_Work to complete_
Isolate every line in the records below with "Manifold" in it.

_Extracted material_
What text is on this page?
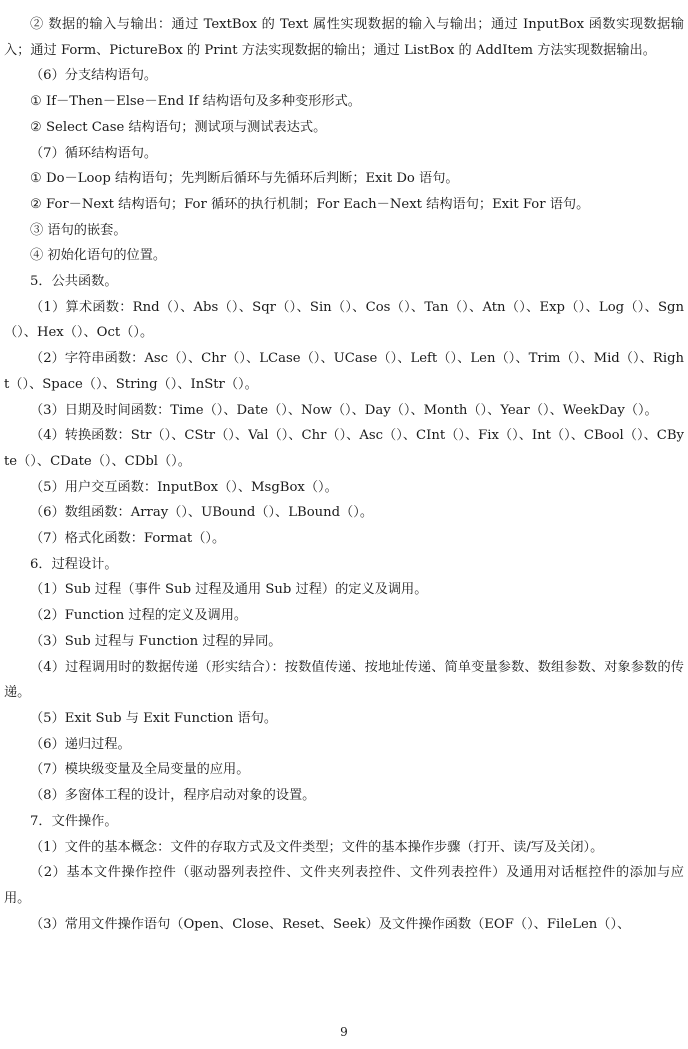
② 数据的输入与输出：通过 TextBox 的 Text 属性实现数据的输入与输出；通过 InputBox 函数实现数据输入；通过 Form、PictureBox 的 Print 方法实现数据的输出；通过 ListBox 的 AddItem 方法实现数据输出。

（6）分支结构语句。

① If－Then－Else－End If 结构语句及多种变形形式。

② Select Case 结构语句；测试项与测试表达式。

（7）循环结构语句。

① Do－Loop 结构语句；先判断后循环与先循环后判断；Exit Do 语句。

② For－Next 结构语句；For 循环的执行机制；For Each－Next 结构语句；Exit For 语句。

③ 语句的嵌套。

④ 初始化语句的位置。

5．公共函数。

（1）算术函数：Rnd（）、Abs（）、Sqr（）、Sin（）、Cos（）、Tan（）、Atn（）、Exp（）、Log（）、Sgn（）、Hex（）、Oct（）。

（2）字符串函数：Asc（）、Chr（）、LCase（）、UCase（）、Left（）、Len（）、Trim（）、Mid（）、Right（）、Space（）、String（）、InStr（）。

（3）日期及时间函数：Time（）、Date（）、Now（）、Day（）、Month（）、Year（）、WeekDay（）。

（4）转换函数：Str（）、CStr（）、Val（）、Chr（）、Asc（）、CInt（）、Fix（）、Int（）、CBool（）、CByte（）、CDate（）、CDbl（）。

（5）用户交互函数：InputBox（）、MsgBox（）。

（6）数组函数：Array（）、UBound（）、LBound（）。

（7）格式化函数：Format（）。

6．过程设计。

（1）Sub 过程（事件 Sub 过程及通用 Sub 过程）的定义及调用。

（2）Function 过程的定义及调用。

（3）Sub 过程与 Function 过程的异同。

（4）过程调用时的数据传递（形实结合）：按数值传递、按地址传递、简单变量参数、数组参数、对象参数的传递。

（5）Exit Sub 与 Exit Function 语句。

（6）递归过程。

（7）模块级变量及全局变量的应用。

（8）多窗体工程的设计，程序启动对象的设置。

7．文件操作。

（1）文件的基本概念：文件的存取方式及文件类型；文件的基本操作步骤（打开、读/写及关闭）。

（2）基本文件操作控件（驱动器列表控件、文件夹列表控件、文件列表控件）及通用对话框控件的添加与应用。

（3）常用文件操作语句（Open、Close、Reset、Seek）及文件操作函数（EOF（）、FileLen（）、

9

...

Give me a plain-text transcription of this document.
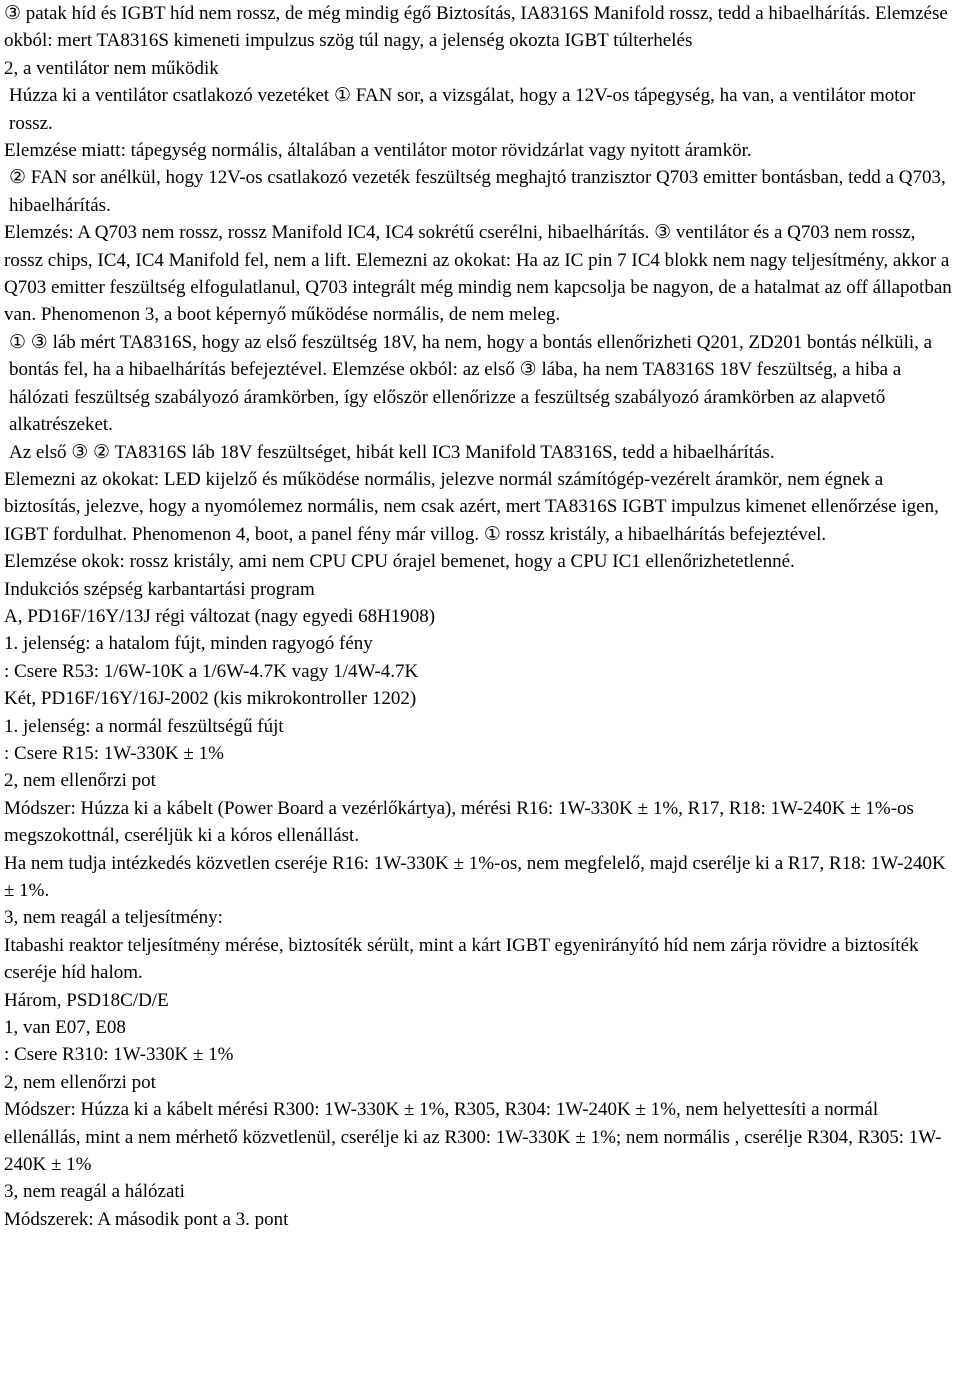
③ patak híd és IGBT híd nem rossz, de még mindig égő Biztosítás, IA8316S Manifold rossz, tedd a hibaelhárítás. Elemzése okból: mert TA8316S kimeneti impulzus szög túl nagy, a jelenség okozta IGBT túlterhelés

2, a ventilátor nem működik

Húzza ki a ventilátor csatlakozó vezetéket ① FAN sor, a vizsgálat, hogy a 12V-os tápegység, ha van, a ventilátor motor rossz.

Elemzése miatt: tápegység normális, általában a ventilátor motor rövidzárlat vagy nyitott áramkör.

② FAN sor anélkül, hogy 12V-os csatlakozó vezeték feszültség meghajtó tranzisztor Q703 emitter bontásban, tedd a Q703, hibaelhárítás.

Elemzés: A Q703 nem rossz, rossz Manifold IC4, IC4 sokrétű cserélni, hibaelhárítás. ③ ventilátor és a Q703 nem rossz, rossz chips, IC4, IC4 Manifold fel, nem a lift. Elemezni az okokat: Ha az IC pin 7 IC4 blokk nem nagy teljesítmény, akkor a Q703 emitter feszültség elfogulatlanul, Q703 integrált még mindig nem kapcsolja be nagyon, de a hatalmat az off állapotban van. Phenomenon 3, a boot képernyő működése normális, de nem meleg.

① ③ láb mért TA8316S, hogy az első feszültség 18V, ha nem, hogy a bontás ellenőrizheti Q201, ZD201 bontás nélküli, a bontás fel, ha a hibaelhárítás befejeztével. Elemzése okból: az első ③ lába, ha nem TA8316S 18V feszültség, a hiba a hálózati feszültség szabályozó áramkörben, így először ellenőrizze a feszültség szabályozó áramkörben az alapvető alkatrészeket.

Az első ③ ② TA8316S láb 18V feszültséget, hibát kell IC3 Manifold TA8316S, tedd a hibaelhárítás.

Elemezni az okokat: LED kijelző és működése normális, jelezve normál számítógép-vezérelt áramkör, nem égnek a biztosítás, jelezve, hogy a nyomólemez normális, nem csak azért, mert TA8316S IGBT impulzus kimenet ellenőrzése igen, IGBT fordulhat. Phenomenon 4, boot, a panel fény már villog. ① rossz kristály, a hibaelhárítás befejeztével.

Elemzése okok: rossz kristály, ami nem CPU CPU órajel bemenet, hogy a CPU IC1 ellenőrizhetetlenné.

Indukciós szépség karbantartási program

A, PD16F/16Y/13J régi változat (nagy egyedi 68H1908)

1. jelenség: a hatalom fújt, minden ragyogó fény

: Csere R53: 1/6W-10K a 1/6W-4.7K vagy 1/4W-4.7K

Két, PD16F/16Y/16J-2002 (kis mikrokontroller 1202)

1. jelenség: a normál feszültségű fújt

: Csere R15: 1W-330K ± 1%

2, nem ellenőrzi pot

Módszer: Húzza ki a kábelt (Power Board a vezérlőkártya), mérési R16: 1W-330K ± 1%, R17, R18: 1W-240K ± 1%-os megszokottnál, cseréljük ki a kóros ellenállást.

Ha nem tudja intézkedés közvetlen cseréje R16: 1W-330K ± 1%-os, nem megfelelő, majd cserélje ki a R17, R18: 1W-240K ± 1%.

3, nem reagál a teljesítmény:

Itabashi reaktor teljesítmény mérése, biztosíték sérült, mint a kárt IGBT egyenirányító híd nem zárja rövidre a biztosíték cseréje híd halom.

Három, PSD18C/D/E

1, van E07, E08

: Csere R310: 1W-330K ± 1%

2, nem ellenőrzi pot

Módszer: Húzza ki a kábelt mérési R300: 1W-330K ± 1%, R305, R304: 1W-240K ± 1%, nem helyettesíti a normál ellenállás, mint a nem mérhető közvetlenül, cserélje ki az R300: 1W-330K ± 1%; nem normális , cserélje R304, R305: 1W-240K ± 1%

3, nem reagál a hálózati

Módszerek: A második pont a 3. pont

_Answer to the task_
③ patak híd és IGBT híd nem rossz, de még mindig égő Biztosítás, IA8316S Manifold rossz, tedd a hibaelhárítás. Elemzése okból: mert TA8316S kimeneti impulzus szög túl nagy, a jelenség okozta IGBT túlterhelés
Elemzés: A Q703 nem rossz, rossz Manifold IC4, IC4 sokrétű cserélni, hibaelhárítás. ③ ventilátor és a Q703 nem rossz, rossz chips, IC4, IC4 Manifold fel, nem a lift. Elemezni az okokat: Ha az IC pin 7 IC4 blokk nem nagy teljesítmény, akkor a Q703 emitter feszültség elfogulatlanul, Q703 integrált még mindig nem kapcsolja be nagyon, de a hatalmat az off állapotban van. Phenomenon 3, a boot képernyő működése normális, de nem meleg.
Az első ③ ② TA8316S láb 18V feszültséget, hibát kell IC3 Manifold TA8316S, tedd a hibaelhárítás.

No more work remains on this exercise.